(Items listed in a dataset)
________

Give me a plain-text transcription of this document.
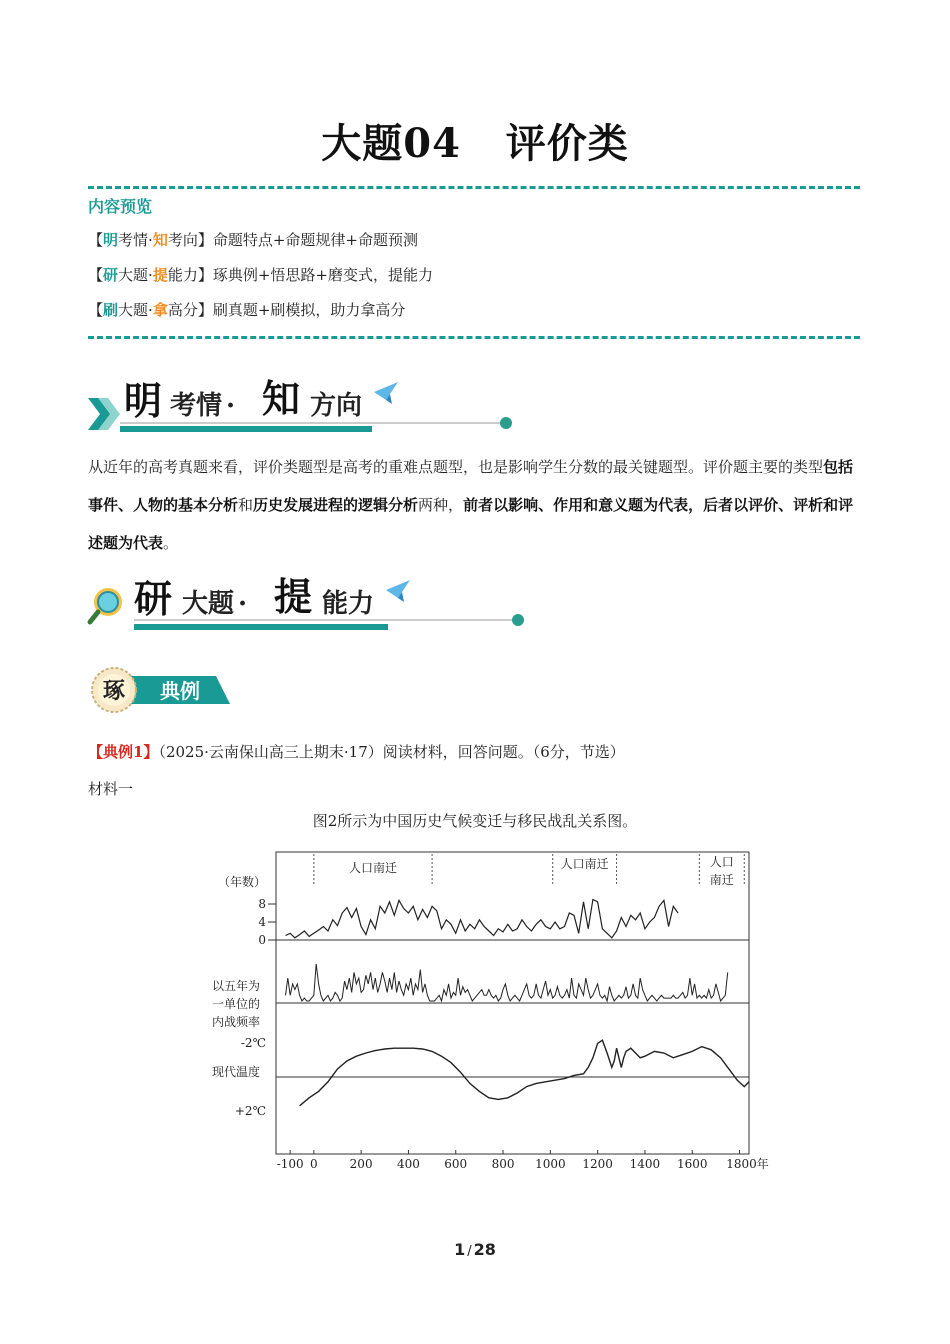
大题04   评价类
内容预览
【明考情·知考向】命题特点+命题规律+命题预测
【研大题·提能力】琢典例+悟思路+磨变式，提能力
【刷大题·拿高分】刷真题+刷模拟，助力拿高分
明 考情 · 知 方向
从近年的高考真题来看，评价类题型是高考的重难点题型，也是影响学生分数的最关键题型。评价题主要的类型包括事件、人物的基本分析和历史发展进程的逻辑分析两种，前者以影响、作用和意义题为代表，后者以评价、评析和评述题为代表。
研 大题 · 提 能力
琢 典例
【典例1】（2025·云南保山高三上期末·17）阅读材料，回答问题。（6分，节选）
材料一
图2所示为中国历史气候变迁与移民战乱关系图。
-100 0	200 400 600 800 1000 1200 1400 1600 1800年
人口南迁	人口南迁	人口
南迁
（年数）
8
4
0
以五年为
一单位的
内战频率
现代温度
-2℃
+2℃
1 / 28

________

■ **Problem requirements**
Retype the listing exactly. Pictures do not belong in the copy.

■ **Written response**
Give me a plain-text transcription of this document.
大题04   评价类
内容预览
【明考情·知考向】命题特点+命题规律+命题预测
【研大题·提能力】琢典例+悟思路+磨变式，提能力
【刷大题·拿高分】刷真题+刷模拟，助力拿高分
明 考情 · 知 方向
从近年的高考真题来看，评价类题型是高考的重难点题型，也是影响学生分数的最关键题型。评价题主要的类型包括事件、人物的基本分析和历史发展进程的逻辑分析两种，前者以影响、作用和意义题为代表，后者以评价、评析和评述题为代表。
研 大题 · 提 能力
琢 典例
【典例1】（2025·云南保山高三上期末·17）阅读材料，回答问题。（6分，节选）
材料一
图2所示为中国历史气候变迁与移民战乱关系图。
-100 0	200 400 600 800 1000 1200 1400 1600 1800年
人口南迁	人口南迁	人口
南迁
（年数）
8
4
0
以五年为
一单位的
内战频率
现代温度
-2℃
+2℃
1 / 28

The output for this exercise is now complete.